Copy out every line containing the word "Übersicht".
☆ ☆ ☆ ☆
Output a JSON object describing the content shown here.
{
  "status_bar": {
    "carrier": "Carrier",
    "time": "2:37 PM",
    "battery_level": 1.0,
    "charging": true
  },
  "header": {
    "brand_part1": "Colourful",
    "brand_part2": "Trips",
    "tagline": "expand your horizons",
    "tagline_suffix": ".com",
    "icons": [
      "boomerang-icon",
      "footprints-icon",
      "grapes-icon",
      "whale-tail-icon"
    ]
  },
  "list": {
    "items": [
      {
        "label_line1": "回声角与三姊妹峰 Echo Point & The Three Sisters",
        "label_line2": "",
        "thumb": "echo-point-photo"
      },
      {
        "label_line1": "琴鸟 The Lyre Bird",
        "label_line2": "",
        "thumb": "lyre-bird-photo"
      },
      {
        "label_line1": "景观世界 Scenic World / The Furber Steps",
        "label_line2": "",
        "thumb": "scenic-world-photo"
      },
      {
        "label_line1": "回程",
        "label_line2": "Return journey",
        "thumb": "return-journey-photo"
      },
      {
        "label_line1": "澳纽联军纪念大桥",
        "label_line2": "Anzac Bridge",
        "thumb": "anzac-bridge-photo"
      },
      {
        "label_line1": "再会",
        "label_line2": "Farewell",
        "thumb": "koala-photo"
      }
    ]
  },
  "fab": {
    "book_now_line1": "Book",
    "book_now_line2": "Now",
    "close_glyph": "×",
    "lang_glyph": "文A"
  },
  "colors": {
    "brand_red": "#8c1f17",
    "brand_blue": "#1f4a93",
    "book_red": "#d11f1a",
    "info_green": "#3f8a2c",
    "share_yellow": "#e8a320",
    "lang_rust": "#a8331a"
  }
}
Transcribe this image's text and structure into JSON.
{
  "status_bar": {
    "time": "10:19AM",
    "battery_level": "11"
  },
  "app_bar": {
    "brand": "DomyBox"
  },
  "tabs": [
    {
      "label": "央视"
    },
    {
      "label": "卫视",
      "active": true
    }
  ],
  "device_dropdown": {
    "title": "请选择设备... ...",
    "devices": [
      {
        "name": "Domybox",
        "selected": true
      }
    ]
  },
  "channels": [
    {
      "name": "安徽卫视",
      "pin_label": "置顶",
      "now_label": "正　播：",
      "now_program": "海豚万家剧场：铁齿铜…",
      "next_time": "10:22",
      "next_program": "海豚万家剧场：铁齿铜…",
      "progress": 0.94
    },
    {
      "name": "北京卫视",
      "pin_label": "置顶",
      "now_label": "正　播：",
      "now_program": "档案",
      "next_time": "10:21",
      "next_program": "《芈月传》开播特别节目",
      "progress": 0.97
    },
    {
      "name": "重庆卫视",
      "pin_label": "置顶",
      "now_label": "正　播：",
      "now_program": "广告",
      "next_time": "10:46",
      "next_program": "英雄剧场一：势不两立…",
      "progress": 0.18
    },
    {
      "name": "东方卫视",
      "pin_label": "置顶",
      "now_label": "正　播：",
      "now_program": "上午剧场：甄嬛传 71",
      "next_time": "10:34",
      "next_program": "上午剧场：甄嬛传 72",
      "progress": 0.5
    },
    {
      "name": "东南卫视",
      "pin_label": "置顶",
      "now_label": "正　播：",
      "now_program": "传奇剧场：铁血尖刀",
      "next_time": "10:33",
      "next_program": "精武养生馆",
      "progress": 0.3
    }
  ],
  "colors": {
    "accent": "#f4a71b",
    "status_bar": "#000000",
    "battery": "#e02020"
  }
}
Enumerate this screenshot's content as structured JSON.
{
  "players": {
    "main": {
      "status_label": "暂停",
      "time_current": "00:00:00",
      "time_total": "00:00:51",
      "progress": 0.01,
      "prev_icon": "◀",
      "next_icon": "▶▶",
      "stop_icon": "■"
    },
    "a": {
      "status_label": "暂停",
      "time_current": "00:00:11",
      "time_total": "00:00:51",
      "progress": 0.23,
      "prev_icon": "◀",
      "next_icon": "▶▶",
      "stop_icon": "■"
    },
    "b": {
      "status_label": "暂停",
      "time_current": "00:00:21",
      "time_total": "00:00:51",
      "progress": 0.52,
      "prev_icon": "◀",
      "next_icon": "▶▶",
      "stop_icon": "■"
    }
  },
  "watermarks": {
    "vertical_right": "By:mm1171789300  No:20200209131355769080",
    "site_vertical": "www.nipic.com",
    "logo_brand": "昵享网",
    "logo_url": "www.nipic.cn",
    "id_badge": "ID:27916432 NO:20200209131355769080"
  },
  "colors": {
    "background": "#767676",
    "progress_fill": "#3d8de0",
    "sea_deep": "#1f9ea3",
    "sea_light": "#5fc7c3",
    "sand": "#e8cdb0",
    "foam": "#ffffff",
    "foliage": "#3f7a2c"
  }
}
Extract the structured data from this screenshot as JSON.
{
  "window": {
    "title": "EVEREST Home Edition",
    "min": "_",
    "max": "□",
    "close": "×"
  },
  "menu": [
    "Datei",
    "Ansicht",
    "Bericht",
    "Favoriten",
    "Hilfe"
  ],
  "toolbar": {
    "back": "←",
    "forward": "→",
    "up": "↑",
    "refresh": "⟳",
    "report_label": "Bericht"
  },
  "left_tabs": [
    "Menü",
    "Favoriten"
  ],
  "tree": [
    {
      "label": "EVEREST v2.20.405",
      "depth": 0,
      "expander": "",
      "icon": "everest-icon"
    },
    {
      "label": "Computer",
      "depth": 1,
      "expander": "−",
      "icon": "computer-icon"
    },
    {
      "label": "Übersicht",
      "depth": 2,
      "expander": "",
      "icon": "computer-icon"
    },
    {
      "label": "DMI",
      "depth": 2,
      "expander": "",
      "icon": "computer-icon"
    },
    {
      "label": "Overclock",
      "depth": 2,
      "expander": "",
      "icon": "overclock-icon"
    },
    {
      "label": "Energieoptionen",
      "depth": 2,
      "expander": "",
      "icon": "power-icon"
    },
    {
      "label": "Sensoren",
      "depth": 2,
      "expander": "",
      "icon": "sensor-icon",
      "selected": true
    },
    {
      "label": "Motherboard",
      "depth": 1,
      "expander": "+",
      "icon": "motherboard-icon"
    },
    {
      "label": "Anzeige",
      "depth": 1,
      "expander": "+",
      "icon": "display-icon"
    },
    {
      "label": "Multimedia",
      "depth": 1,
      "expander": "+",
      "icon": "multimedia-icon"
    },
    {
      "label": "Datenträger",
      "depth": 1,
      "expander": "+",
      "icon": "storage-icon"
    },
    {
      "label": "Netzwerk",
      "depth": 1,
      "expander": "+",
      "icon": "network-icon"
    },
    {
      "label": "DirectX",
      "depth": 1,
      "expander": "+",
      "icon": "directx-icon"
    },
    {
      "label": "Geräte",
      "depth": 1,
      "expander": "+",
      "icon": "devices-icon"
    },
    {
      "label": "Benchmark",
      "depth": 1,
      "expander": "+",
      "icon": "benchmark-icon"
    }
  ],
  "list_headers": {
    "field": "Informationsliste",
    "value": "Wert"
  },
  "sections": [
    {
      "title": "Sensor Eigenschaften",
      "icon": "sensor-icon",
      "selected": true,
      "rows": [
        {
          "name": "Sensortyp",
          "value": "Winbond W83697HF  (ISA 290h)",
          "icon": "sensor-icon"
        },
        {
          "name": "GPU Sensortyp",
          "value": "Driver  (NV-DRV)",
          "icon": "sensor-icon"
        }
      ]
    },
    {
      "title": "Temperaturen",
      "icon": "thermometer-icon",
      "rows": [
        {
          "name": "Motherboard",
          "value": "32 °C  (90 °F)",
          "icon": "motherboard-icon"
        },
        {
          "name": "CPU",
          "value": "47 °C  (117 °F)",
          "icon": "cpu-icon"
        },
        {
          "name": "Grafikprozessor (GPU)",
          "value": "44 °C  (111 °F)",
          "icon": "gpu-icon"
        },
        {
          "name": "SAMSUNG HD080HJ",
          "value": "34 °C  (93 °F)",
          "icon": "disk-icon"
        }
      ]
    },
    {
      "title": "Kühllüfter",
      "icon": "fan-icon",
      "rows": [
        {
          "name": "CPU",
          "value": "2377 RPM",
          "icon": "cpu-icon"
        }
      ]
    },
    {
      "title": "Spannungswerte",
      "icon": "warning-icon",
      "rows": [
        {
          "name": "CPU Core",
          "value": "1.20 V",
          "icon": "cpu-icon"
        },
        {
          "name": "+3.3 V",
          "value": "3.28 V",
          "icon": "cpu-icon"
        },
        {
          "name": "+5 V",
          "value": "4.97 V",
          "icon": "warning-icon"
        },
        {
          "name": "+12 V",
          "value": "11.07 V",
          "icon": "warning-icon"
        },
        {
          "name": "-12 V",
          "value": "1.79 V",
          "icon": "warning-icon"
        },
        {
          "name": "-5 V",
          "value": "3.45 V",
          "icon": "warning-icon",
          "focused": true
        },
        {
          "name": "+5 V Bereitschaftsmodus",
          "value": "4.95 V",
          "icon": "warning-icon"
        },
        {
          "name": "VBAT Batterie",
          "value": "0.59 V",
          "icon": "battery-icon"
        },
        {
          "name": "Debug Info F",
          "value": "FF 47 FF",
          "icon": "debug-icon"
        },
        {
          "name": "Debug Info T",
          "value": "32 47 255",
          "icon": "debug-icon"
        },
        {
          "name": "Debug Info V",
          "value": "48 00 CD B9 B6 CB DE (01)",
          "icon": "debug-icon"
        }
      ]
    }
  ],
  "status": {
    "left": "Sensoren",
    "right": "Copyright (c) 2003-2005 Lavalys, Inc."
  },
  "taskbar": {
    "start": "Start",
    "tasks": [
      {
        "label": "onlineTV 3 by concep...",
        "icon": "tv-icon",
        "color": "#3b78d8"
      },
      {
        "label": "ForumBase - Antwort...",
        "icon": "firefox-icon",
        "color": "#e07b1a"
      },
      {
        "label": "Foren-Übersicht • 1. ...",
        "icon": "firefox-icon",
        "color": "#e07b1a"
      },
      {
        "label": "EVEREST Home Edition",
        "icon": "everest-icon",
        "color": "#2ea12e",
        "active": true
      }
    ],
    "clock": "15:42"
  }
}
☆ ☆ ☆ ☆
■ **Exercise result**:
      "label": "Übersicht",
        "label": "Foren-Übersicht • 1. ...",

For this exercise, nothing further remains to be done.